**WRITTEN PROBLEM:**
In the data below, find every line with the string "icon" and pull it out.

**DATASET ENTRIES:**
----------

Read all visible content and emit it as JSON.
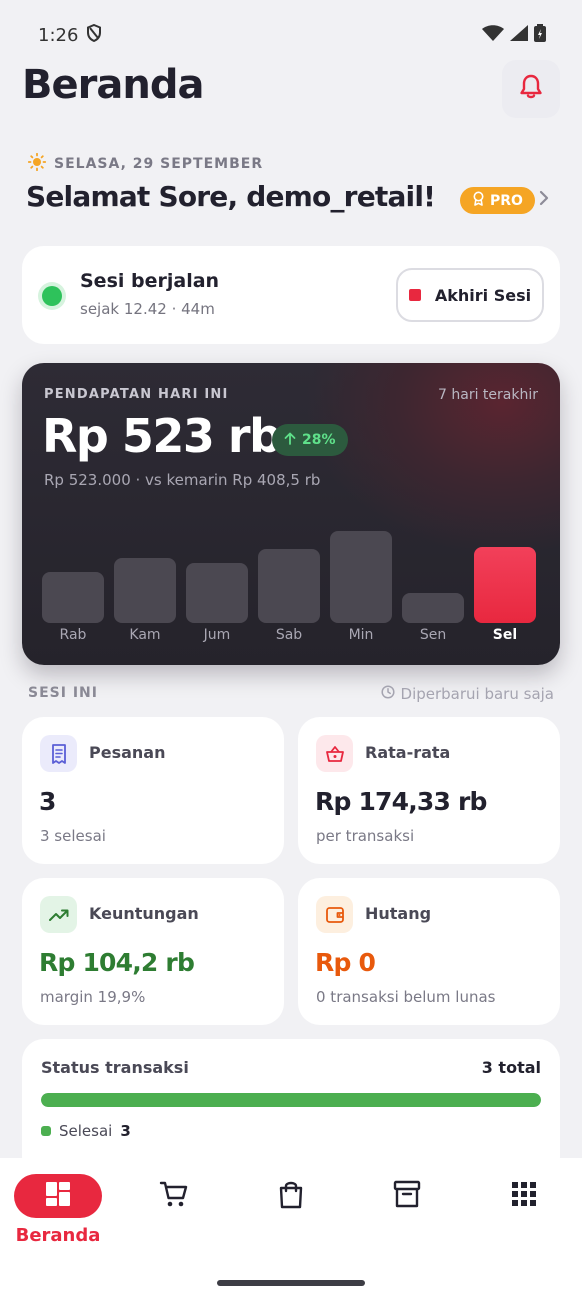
{
  "status_bar": {
    "time": "1:26"
  },
  "header": {
    "title": "Beranda"
  },
  "greeting": {
    "date": "SELASA, 29 SEPTEMBER",
    "text": "Selamat Sore, demo_retail!",
    "badge": "PRO"
  },
  "session": {
    "title": "Sesi berjalan",
    "subtitle": "sejak 12.42 · 44m",
    "end_button": "Akhiri Sesi"
  },
  "revenue": {
    "label": "PENDAPATAN HARI INI",
    "period": "7 hari terakhir",
    "amount": "Rp 523 rb",
    "change": "28%",
    "detail": "Rp 523.000 · vs kemarin Rp 408,5 rb"
  },
  "chart_data": {
    "type": "bar",
    "categories": [
      "Rab",
      "Kam",
      "Jum",
      "Sab",
      "Min",
      "Sen",
      "Sel"
    ],
    "values": [
      255,
      325,
      300,
      370,
      457,
      150,
      380
    ],
    "highlight_index": 6,
    "title": "",
    "xlabel": "",
    "ylabel": "",
    "grid": false
  },
  "section": {
    "label": "SESI INI",
    "updated": "Diperbarui baru saja"
  },
  "stats": {
    "orders": {
      "title": "Pesanan",
      "value": "3",
      "sub": "3 selesai",
      "icon": "receipt-icon",
      "color": "#5b5fd6"
    },
    "average": {
      "title": "Rata-rata",
      "value": "Rp 174,33 rb",
      "sub": "per transaksi",
      "icon": "basket-icon",
      "color": "#e8283f"
    },
    "profit": {
      "title": "Keuntungan",
      "value": "Rp 104,2 rb",
      "sub": "margin 19,9%",
      "icon": "trend-up-icon",
      "color": "#2e7d32"
    },
    "debt": {
      "title": "Hutang",
      "value": "Rp 0",
      "sub": "0 transaksi belum lunas",
      "icon": "wallet-icon",
      "color": "#e8590c"
    }
  },
  "transaction_status": {
    "title": "Status transaksi",
    "total": "3 total",
    "completed_label": "Selesai",
    "completed_count": "3",
    "completed_fraction": 1.0
  },
  "bottom_nav": {
    "active_label": "Beranda",
    "items": [
      "dashboard-icon",
      "cart-icon",
      "shopping-bag-icon",
      "archive-icon",
      "apps-grid-icon"
    ]
  },
  "colors": {
    "accent": "#e8283f",
    "success": "#4caf50",
    "warning": "#f5a524"
  }
}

----------

**RESPONSE TO THE EXERCISE:**
      "icon": "receipt-icon",
      "icon": "basket-icon",
      "icon": "trend-up-icon",
      "icon": "wallet-icon",
      "dashboard-icon",
      "cart-icon",
      "shopping-bag-icon",
      "archive-icon",
      "apps-grid-icon"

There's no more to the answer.